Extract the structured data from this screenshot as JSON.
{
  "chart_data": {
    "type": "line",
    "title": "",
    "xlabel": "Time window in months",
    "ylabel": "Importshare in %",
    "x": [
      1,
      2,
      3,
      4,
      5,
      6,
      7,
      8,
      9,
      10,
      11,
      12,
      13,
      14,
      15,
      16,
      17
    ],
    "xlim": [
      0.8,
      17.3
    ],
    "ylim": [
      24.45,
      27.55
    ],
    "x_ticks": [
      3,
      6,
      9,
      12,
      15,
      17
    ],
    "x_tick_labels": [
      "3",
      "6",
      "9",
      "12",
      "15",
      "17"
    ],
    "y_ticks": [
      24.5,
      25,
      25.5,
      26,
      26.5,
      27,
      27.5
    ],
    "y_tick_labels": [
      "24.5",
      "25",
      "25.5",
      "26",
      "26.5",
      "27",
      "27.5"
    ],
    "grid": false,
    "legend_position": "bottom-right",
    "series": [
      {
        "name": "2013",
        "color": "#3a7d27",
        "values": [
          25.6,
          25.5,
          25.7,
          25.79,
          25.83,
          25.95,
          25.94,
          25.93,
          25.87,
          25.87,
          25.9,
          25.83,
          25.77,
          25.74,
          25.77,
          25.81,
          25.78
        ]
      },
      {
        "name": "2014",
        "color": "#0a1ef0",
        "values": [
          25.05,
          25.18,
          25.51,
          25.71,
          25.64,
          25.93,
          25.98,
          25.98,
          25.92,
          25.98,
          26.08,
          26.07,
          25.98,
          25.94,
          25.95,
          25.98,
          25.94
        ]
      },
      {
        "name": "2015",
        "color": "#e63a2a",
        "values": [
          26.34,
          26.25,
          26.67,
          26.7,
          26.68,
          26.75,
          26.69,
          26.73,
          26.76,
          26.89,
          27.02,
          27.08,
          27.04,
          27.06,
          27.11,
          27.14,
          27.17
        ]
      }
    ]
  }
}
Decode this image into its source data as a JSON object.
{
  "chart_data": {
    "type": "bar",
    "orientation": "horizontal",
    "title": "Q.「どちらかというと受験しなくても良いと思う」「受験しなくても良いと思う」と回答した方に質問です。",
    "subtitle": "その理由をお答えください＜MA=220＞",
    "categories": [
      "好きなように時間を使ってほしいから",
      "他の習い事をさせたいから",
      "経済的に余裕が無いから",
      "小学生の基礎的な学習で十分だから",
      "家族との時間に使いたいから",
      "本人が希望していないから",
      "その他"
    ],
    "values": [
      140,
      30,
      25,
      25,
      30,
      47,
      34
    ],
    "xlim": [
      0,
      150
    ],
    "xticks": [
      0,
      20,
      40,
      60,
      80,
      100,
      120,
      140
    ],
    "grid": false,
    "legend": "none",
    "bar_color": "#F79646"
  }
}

● ● ● ● ● ● ●

#### [What you have to do]
Reproduce each entry above exactly, keeping every word.

#### [The response]
Extract the structured data from this screenshot as JSON.
{
  "chart_data": {
    "type": "line",
    "title": "",
    "xlabel": "Time window in months",
    "ylabel": "Importshare in %",
    "x": [
      1,
      2,
      3,
      4,
      5,
      6,
      7,
      8,
      9,
      10,
      11,
      12,
      13,
      14,
      15,
      16,
      17
    ],
    "xlim": [
      0.8,
      17.3
    ],
    "ylim": [
      24.45,
      27.55
    ],
    "x_ticks": [
      3,
      6,
      9,
      12,
      15,
      17
    ],
    "x_tick_labels": [
      "3",
      "6",
      "9",
      "12",
      "15",
      "17"
    ],
    "y_ticks": [
      24.5,
      25,
      25.5,
      26,
      26.5,
      27,
      27.5
    ],
    "y_tick_labels": [
      "24.5",
      "25",
      "25.5",
      "26",
      "26.5",
      "27",
      "27.5"
    ],
    "grid": false,
    "legend_position": "bottom-right",
    "series": [
      {
        "name": "2013",
        "color": "#3a7d27",
        "values": [
          25.6,
          25.5,
          25.7,
          25.79,
          25.83,
          25.95,
          25.94,
          25.93,
          25.87,
          25.87,
          25.9,
          25.83,
          25.77,
          25.74,
          25.77,
          25.81,
          25.78
        ]
      },
      {
        "name": "2014",
        "color": "#0a1ef0",
        "values": [
          25.05,
          25.18,
          25.51,
          25.71,
          25.64,
          25.93,
          25.98,
          25.98,
          25.92,
          25.98,
          26.08,
          26.07,
          25.98,
          25.94,
          25.95,
          25.98,
          25.94
        ]
      },
      {
        "name": "2015",
        "color": "#e63a2a",
        "values": [
          26.34,
          26.25,
          26.67,
          26.7,
          26.68,
          26.75,
          26.69,
          26.73,
          26.76,
          26.89,
          27.02,
          27.08,
          27.04,
          27.06,
          27.11,
          27.14,
          27.17
        ]
      }
    ]
  }
}
Decode this image into its source data as a JSON object.
{
  "chart_data": {
    "type": "bar",
    "orientation": "horizontal",
    "title": "Q.「どちらかというと受験しなくても良いと思う」「受験しなくても良いと思う」と回答した方に質問です。",
    "subtitle": "その理由をお答えください＜MA=220＞",
    "categories": [
      "好きなように時間を使ってほしいから",
      "他の習い事をさせたいから",
      "経済的に余裕が無いから",
      "小学生の基礎的な学習で十分だから",
      "家族との時間に使いたいから",
      "本人が希望していないから",
      "その他"
    ],
    "values": [
      140,
      30,
      25,
      25,
      30,
      47,
      34
    ],
    "xlim": [
      0,
      150
    ],
    "xticks": [
      0,
      20,
      40,
      60,
      80,
      100,
      120,
      140
    ],
    "grid": false,
    "legend": "none",
    "bar_color": "#F79646"
  }
}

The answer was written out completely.